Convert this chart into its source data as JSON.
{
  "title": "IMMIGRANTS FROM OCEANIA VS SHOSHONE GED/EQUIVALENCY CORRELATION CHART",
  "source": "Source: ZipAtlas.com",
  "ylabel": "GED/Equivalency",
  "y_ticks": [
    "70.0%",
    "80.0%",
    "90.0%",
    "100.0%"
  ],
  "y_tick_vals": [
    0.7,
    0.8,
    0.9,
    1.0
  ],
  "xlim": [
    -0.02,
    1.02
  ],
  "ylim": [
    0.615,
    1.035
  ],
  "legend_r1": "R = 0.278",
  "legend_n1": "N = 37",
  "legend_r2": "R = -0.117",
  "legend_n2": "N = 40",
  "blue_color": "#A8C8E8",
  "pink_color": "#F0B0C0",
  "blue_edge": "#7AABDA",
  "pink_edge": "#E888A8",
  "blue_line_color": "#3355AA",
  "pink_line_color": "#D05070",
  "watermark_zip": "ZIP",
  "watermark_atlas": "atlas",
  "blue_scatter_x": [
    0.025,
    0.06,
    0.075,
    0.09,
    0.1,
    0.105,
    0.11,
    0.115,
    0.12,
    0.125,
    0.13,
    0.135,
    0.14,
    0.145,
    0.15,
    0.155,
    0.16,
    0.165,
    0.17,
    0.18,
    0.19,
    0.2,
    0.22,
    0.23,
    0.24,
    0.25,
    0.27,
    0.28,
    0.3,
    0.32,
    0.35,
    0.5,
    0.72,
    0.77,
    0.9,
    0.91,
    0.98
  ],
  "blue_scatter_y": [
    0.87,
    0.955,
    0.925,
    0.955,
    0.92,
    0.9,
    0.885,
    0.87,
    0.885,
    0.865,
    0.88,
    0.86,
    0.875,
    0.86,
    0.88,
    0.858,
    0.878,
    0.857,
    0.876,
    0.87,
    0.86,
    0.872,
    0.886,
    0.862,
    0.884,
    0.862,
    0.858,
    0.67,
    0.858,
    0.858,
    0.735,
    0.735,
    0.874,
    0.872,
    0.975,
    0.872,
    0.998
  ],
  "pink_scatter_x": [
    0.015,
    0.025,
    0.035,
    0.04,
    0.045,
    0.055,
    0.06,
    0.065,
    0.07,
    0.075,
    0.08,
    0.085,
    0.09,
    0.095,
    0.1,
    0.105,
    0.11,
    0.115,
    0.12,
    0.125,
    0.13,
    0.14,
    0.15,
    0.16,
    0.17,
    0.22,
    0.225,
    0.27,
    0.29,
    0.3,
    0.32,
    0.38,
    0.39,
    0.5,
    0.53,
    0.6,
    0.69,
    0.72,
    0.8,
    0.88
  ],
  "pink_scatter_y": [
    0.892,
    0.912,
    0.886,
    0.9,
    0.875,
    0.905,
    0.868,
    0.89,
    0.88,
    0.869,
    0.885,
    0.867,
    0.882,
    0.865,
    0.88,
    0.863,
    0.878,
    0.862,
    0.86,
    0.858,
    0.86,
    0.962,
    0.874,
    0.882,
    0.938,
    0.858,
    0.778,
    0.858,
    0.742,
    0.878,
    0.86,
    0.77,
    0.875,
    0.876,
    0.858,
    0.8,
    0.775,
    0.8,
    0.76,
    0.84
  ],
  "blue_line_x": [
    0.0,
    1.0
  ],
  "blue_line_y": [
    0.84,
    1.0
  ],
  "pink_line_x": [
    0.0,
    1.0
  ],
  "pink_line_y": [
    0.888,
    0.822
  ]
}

# Given request:
Restate the whole of the material exactly.

# Worked answer:
Convert this chart into its source data as JSON.
{
  "title": "IMMIGRANTS FROM OCEANIA VS SHOSHONE GED/EQUIVALENCY CORRELATION CHART",
  "source": "Source: ZipAtlas.com",
  "ylabel": "GED/Equivalency",
  "y_ticks": [
    "70.0%",
    "80.0%",
    "90.0%",
    "100.0%"
  ],
  "y_tick_vals": [
    0.7,
    0.8,
    0.9,
    1.0
  ],
  "xlim": [
    -0.02,
    1.02
  ],
  "ylim": [
    0.615,
    1.035
  ],
  "legend_r1": "R = 0.278",
  "legend_n1": "N = 37",
  "legend_r2": "R = -0.117",
  "legend_n2": "N = 40",
  "blue_color": "#A8C8E8",
  "pink_color": "#F0B0C0",
  "blue_edge": "#7AABDA",
  "pink_edge": "#E888A8",
  "blue_line_color": "#3355AA",
  "pink_line_color": "#D05070",
  "watermark_zip": "ZIP",
  "watermark_atlas": "atlas",
  "blue_scatter_x": [
    0.025,
    0.06,
    0.075,
    0.09,
    0.1,
    0.105,
    0.11,
    0.115,
    0.12,
    0.125,
    0.13,
    0.135,
    0.14,
    0.145,
    0.15,
    0.155,
    0.16,
    0.165,
    0.17,
    0.18,
    0.19,
    0.2,
    0.22,
    0.23,
    0.24,
    0.25,
    0.27,
    0.28,
    0.3,
    0.32,
    0.35,
    0.5,
    0.72,
    0.77,
    0.9,
    0.91,
    0.98
  ],
  "blue_scatter_y": [
    0.87,
    0.955,
    0.925,
    0.955,
    0.92,
    0.9,
    0.885,
    0.87,
    0.885,
    0.865,
    0.88,
    0.86,
    0.875,
    0.86,
    0.88,
    0.858,
    0.878,
    0.857,
    0.876,
    0.87,
    0.86,
    0.872,
    0.886,
    0.862,
    0.884,
    0.862,
    0.858,
    0.67,
    0.858,
    0.858,
    0.735,
    0.735,
    0.874,
    0.872,
    0.975,
    0.872,
    0.998
  ],
  "pink_scatter_x": [
    0.015,
    0.025,
    0.035,
    0.04,
    0.045,
    0.055,
    0.06,
    0.065,
    0.07,
    0.075,
    0.08,
    0.085,
    0.09,
    0.095,
    0.1,
    0.105,
    0.11,
    0.115,
    0.12,
    0.125,
    0.13,
    0.14,
    0.15,
    0.16,
    0.17,
    0.22,
    0.225,
    0.27,
    0.29,
    0.3,
    0.32,
    0.38,
    0.39,
    0.5,
    0.53,
    0.6,
    0.69,
    0.72,
    0.8,
    0.88
  ],
  "pink_scatter_y": [
    0.892,
    0.912,
    0.886,
    0.9,
    0.875,
    0.905,
    0.868,
    0.89,
    0.88,
    0.869,
    0.885,
    0.867,
    0.882,
    0.865,
    0.88,
    0.863,
    0.878,
    0.862,
    0.86,
    0.858,
    0.86,
    0.962,
    0.874,
    0.882,
    0.938,
    0.858,
    0.778,
    0.858,
    0.742,
    0.878,
    0.86,
    0.77,
    0.875,
    0.876,
    0.858,
    0.8,
    0.775,
    0.8,
    0.76,
    0.84
  ],
  "blue_line_x": [
    0.0,
    1.0
  ],
  "blue_line_y": [
    0.84,
    1.0
  ],
  "pink_line_x": [
    0.0,
    1.0
  ],
  "pink_line_y": [
    0.888,
    0.822
  ]
}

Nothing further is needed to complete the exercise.